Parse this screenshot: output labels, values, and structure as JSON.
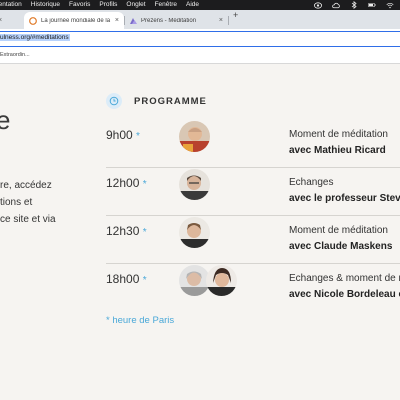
{
  "menubar": {
    "items": [
      "présentation",
      "Historique",
      "Favoris",
      "Profils",
      "Onglet",
      "Fenêtre",
      "Aide"
    ]
  },
  "tabs": [
    {
      "label": "La journée mondiale de la Méditation",
      "close": "×"
    },
    {
      "label": "Prezens - Méditation",
      "close": "×"
    }
  ],
  "new_tab": "+",
  "address_bar": {
    "url": "ulness.org/#meditations"
  },
  "bookmarks": {
    "item": "Extraordin..."
  },
  "left_text": {
    "heading": "e",
    "lines": [
      "re, accédez",
      "tions et",
      "ce site et via"
    ]
  },
  "programme": {
    "title": "PROGRAMME",
    "rows": [
      {
        "time": "9h00",
        "star": "*",
        "line1": "Moment de méditation",
        "line2": "avec Mathieu Ricard"
      },
      {
        "time": "12h00",
        "star": "*",
        "line1": "Echanges",
        "line2": "avec le professeur Steven"
      },
      {
        "time": "12h30",
        "star": "*",
        "line1": "Moment de méditation",
        "line2": "avec Claude Maskens"
      },
      {
        "time": "18h00",
        "star": "*",
        "line1": "Echanges & moment de m",
        "line2": "avec Nicole Bordeleau et"
      }
    ],
    "footnote": "* heure de Paris"
  },
  "colors": {
    "accent": "#4aa8d8",
    "omnibox_border": "#2f6ee8",
    "page_bg": "#f6f4f1"
  }
}
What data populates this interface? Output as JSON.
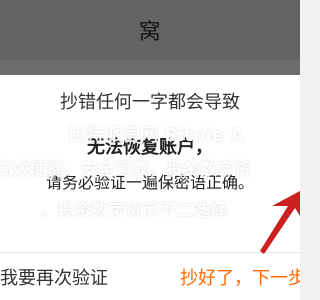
{
  "app": {
    "top_title": "窝"
  },
  "dialog": {
    "title": "抄错任何一字都会导致",
    "primary_line": "无法恢复账户，",
    "secondary_line": "请务必验证一遍保密语正确。",
    "left_button": "我要再次验证",
    "right_button": "抄好了，下一步"
  },
  "watermarks": {
    "brand": "比特派官网 Bitpie A",
    "line2": "高效便捷、安全可靠，投资数字货",
    "line3": "，投资数字货币不二选择"
  },
  "colors": {
    "accent": "#ff6a00",
    "arrow": "#cc1f1f"
  }
}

### Task
Identify each line containing the string "Echanges" and copy it out.

### Full solution
        "line1": "Echanges",
        "line1": "Echanges & moment de m",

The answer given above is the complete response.